START QUOTED PASSAGE
Reinvesting in Oakland

Middletown promotes building affordable housing in the historic neighborhood

BY DAVID HOLTHAUS

Middletown’s Oakland neighborhood is an older community comprised of homes 100 years old or more. Over the decades, the neighborhood experienced a lack of investment and the population declined—aggravated by the Great Recession, which pushed some of the homeowners into foreclosure.

The neighborhood is historic, and, in fact, is an official Middletown historic district, as it is near the original ARMCO facility, home to the Carnegie Library and Oakland Park, and populated with venerable housing stock.

Now, city officials want to bring new, affordable housing to the neighborhood, and have a plan to spark new investment there.

Over the years, the city acquired many housing lots out of foreclosure, or sites where homes had been demolished. As officials considered how to return those lots to decent housing, they assembled 10 of them near the site of the former Vail School, which was recently torn down.
END QUOTED PASSAGE
#### WHAT TO WORK ON:
a) Please reproduce the part of the Oakland article between "Reinvesting in Oakland" and "homeowners into foreclosure.", inclusive.
b) According to the Oakland article, how many lots did the city assemble near the site of the former Vail School?
START DATA EXTRACT
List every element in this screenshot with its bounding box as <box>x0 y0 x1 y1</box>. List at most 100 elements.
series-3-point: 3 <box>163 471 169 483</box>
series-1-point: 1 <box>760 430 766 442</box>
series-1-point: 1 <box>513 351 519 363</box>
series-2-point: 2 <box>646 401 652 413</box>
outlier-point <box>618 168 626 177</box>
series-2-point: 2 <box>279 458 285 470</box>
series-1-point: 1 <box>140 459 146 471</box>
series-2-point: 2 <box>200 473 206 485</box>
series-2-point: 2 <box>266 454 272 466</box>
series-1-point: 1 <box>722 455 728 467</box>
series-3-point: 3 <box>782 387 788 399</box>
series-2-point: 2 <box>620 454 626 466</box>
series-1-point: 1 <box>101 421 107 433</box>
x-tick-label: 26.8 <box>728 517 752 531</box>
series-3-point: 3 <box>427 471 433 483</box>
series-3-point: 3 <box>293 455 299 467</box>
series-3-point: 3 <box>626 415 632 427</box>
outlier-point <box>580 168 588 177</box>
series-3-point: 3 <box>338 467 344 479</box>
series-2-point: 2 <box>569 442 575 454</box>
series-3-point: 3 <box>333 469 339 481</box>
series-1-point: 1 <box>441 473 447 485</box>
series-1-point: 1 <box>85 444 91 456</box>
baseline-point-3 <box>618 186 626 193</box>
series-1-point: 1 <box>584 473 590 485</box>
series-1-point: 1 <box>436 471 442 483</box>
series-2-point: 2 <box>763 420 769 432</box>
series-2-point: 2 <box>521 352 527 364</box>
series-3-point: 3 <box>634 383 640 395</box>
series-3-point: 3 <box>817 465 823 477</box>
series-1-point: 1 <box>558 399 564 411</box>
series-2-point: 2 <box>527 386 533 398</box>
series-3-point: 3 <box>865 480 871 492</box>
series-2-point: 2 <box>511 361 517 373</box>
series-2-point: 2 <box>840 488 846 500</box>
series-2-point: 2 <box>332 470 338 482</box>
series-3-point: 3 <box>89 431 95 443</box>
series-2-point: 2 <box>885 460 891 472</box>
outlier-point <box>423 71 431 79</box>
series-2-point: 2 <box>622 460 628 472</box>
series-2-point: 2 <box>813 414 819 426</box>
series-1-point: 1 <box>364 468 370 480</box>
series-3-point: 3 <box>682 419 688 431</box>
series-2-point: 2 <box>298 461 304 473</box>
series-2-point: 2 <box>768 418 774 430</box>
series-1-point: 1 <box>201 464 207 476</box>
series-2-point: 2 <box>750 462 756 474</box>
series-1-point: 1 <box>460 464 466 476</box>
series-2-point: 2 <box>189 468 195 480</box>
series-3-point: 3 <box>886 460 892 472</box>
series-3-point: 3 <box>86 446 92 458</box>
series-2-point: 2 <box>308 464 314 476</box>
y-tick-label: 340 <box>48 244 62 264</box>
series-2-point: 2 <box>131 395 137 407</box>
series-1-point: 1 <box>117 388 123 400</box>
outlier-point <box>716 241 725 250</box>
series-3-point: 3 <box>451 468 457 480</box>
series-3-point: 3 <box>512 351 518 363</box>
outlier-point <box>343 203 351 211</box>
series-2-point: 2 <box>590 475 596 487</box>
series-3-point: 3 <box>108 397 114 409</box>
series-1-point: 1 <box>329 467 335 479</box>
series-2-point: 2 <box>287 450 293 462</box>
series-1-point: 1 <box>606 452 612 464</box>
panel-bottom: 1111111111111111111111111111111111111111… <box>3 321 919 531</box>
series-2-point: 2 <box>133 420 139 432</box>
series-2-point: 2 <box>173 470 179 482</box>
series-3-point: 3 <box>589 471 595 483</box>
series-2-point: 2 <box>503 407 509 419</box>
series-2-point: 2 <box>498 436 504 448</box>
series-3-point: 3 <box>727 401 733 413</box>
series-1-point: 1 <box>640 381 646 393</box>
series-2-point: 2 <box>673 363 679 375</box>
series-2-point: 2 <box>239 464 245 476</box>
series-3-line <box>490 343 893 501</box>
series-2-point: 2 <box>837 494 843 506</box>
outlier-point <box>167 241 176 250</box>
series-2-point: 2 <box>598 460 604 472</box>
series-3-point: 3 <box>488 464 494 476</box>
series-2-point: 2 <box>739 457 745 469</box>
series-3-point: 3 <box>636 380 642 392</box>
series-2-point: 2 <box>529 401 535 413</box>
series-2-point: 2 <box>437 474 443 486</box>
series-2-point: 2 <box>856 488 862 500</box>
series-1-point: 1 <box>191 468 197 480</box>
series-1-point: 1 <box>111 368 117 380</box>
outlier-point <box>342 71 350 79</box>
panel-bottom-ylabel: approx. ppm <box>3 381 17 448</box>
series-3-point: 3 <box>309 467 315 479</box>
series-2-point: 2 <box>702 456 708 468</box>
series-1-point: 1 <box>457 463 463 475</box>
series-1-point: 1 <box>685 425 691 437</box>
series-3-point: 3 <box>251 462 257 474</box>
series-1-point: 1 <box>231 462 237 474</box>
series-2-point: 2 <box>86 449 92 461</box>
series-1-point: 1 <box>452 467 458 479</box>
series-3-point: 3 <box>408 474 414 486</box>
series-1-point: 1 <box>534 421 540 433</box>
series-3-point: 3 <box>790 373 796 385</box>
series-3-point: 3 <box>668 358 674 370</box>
END DATA EXTRACT
#### SOLUTION SET:
a)
Reinvesting in Oakland

Middletown promotes building affordable housing in the historic neighborhood

BY DAVID HOLTHAUS

Middletown’s Oakland neighborhood is an older community comprised of homes 100 years old or more. Over the decades, the neighborhood experienced a lack of investment and the population declined—aggravated by the Great Recession, which pushed some of the homeowners into foreclosure.

b) Ten.